## Texto de estudo:
........
A Associação Internacional de Transporte Aéreo (IATA) pediu à Comissão Europeia que reduza a regulamentação imposta ao setor da aviação para a próxima década, quando Bruxelas se prepara para apresentar uma nova estratégia para o setor. A organização, que representa mais de 370 companhias aéreas responsáveis por cerca de 85% do tráfego aéreo mundial, estimou que as companhias aéreas gastaram cerca de 9.900 milhões de euros em 2024 para cumprir a legislação europeia, prevendo que esta despesa atinja 33.000 milhões anuais em 2050.
Um dos principais pontos de atrito é o sistema de comércio de emissões (ETS), que a partir deste ano eliminou completamente a atribuição gratuita de direitos de emissão à aviação. A IATA defende que a UE dê prioridade ao CORSIA, o sistema mundial de compensação de emissões da Organização da Aviação Civil Internacional, em vez de alargar o ETS europeu a mais rotas internacionais, alertando que alargar unilateralmente obrigações europeias a todos os voos internacionais levanta problemas de extraterritorialidade.
........
Edite, por favor, o trecho do texto sobre a regulamentação da aviação que começa nas palavras "A Associação Internacional" e termina em "anuais em 2050.", trocando "companhias aéreas" por "transportadoras aéreas".

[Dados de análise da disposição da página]
........
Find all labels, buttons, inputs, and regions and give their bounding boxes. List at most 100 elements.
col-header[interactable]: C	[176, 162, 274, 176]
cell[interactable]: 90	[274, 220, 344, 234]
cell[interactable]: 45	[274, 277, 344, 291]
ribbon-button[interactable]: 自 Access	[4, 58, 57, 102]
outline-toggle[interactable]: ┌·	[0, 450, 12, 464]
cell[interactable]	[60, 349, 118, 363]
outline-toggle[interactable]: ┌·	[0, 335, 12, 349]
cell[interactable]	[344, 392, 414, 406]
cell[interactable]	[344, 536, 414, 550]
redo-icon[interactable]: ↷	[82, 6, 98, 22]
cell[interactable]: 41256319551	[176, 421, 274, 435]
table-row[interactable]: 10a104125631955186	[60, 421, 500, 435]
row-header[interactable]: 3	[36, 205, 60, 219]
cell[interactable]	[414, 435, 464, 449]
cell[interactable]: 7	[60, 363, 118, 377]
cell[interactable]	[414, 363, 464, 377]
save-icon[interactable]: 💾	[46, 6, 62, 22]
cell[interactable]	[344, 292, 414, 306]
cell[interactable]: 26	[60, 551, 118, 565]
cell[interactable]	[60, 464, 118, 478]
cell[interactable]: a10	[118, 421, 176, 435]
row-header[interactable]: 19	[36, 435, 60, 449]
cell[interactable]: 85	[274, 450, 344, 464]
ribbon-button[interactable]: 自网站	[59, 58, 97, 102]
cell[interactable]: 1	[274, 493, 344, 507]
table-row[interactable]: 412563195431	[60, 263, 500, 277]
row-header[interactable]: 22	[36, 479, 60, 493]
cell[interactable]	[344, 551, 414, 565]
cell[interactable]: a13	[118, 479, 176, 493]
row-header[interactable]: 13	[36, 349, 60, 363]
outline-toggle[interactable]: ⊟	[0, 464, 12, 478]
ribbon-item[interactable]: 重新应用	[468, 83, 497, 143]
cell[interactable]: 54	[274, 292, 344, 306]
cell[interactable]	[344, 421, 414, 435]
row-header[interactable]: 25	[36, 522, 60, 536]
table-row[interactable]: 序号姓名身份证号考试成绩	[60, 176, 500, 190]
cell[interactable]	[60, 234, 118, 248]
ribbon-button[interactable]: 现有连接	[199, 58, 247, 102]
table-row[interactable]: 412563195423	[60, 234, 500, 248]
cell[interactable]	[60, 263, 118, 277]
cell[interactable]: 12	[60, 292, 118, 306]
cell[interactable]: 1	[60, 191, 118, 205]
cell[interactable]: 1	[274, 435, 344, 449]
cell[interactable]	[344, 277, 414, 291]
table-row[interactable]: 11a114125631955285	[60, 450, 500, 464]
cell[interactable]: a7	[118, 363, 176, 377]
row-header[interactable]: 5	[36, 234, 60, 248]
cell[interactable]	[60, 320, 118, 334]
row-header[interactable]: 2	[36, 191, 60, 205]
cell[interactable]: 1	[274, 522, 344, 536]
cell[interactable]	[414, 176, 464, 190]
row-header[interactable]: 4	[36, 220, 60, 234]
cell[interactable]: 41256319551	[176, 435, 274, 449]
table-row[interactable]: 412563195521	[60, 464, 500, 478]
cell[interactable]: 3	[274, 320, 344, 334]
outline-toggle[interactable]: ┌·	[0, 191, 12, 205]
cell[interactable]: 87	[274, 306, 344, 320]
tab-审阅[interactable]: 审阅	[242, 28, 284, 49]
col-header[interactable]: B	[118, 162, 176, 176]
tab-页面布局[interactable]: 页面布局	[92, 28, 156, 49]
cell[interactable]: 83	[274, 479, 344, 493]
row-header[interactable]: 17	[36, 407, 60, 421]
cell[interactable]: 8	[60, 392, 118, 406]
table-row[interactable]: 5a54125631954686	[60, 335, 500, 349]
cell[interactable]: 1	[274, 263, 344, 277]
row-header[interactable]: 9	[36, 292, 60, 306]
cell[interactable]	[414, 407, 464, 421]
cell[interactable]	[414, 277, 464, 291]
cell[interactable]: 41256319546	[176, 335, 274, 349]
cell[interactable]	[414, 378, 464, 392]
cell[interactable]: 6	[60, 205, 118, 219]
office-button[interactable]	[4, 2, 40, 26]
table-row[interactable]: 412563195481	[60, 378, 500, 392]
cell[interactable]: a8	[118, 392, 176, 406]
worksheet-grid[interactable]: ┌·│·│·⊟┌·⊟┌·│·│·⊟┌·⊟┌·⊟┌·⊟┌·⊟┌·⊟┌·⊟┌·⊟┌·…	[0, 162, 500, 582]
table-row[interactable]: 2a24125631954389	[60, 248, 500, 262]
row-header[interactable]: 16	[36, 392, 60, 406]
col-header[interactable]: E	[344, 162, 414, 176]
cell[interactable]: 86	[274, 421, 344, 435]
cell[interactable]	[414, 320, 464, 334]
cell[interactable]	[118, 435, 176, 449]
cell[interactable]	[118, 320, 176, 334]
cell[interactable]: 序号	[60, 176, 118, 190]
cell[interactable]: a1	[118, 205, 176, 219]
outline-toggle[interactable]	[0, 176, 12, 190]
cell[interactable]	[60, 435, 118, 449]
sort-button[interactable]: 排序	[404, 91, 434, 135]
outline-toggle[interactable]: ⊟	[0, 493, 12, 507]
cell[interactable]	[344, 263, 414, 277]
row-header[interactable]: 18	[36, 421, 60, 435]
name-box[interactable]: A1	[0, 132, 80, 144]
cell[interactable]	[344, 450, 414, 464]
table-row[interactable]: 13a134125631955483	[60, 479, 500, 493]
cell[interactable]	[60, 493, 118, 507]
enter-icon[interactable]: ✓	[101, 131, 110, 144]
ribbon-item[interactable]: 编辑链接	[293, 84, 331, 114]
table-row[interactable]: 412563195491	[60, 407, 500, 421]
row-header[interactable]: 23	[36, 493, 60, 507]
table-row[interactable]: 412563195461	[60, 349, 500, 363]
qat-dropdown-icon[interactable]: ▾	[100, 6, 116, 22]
........
## Resolução da tarefa:
A Associação Internacional de Transporte Aéreo (IATA) pediu à Comissão Europeia que reduza a regulamentação imposta ao setor da aviação para a próxima década, quando Bruxelas se prepara para apresentar uma nova estratégia para o setor. A organização, que representa mais de 370 transportadoras aéreas responsáveis por cerca de 85% do tráfego aéreo mundial, estimou que as transportadoras aéreas gastaram cerca de 9.900 milhões de euros em 2024 para cumprir a legislação europeia, prevendo que esta despesa atinja 33.000 milhões anuais em 2050.